CHECK YOUR UNDERSTANDING.
A. Edit the passage on filtering content for LLM ingestion by copying it out starting with "How to Filter" and going on through "the params.toml file.", with "high-value" changed to "high-priority".
B. In the passage on filtering content for LLM ingestion, why should the new outputs be appended to the existing list instead of overwriting the existing home outputs?

TEXT PASSAGE.
========================
Implementation Note: Ensure you do not overwrite your existing home outputs; append these to your existing list to maintain your standard web and RSS functionality.

How to Filter Content Inclusion for LLM Ingestion

Relevance engineering requires prioritizing high-value content while excluding low-value or private pages. You can control which fraggles are exposed to AI via the params.toml file.

Action: Configure your inclusion and exclusion rules in config/_default/params.toml:

[llms]
  # Set to false to disable /llms.txt generation
  enable = true

  # Set to false to disable /llms-full.txt generation
  enable_full = true

  # Include only specific pages or directories.
  # If empty, all pages are included by default.
  # If populated, ONLY paths matching the list will be generated.
  # Both llms.txt and llms-full.txt respect this setting.
  # Examples:
  #   "/about/"      → include strictly the /about/ page
  #   "/blog/*"     → include immediate children of /blog/ (e.g. /blog/post-1/)
========================
Extracted records:
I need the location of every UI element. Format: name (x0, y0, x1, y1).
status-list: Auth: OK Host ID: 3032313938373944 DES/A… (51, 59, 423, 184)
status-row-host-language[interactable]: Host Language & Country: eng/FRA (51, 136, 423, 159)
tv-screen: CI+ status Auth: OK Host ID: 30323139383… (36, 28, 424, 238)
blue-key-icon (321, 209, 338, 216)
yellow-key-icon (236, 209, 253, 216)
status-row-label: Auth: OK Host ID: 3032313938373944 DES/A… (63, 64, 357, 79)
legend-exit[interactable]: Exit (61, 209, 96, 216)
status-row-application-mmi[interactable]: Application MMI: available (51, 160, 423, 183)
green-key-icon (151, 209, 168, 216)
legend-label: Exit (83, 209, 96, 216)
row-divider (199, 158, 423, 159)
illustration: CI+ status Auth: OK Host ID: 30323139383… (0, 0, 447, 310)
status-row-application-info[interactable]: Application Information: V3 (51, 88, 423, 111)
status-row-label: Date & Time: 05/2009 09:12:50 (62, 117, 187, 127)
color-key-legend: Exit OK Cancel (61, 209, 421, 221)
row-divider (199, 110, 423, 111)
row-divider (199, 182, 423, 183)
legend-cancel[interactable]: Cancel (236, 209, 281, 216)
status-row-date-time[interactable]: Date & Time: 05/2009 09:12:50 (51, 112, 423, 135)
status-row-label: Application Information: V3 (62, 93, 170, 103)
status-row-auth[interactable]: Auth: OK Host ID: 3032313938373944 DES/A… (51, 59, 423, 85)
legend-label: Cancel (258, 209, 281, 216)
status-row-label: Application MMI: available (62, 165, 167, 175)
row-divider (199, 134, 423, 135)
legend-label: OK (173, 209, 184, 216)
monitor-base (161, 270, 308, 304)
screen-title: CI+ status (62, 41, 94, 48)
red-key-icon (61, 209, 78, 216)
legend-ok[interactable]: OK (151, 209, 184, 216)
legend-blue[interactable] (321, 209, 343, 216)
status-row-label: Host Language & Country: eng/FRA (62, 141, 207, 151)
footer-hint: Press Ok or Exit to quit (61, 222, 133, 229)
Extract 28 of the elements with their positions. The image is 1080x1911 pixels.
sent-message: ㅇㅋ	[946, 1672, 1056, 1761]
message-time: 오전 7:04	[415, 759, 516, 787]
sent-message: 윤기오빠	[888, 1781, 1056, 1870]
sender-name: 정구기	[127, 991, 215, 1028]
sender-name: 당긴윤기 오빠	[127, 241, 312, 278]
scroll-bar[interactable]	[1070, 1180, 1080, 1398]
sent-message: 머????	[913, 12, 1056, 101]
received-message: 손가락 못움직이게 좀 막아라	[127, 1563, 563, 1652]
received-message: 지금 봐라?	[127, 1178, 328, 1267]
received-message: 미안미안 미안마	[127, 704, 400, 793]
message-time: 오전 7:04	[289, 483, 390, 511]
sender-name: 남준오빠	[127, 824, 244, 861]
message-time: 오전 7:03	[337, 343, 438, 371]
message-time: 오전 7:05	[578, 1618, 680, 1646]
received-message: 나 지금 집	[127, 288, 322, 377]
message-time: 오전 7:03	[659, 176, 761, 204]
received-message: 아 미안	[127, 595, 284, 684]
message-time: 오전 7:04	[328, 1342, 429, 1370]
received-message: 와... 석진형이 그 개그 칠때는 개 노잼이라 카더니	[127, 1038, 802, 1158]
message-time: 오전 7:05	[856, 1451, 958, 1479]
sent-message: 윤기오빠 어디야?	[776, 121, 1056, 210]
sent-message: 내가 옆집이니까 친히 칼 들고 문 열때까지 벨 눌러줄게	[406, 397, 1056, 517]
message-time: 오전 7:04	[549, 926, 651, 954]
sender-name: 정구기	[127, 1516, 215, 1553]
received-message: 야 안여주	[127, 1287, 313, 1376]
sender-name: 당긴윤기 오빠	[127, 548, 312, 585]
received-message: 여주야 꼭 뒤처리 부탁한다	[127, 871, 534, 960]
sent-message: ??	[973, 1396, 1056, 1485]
========================
TASK-BY-TASK OUTPUTS.
A.
How to Filter Content Inclusion for LLM Ingestion

Relevance engineering requires prioritizing high-priority content while excluding low-value or private pages. You can control which fraggles are exposed to AI via the params.toml file.

B. Appending the new outputs to the existing list maintains the site's standard web and RSS functionality. Overwriting the existing home outputs would not keep that functionality in place.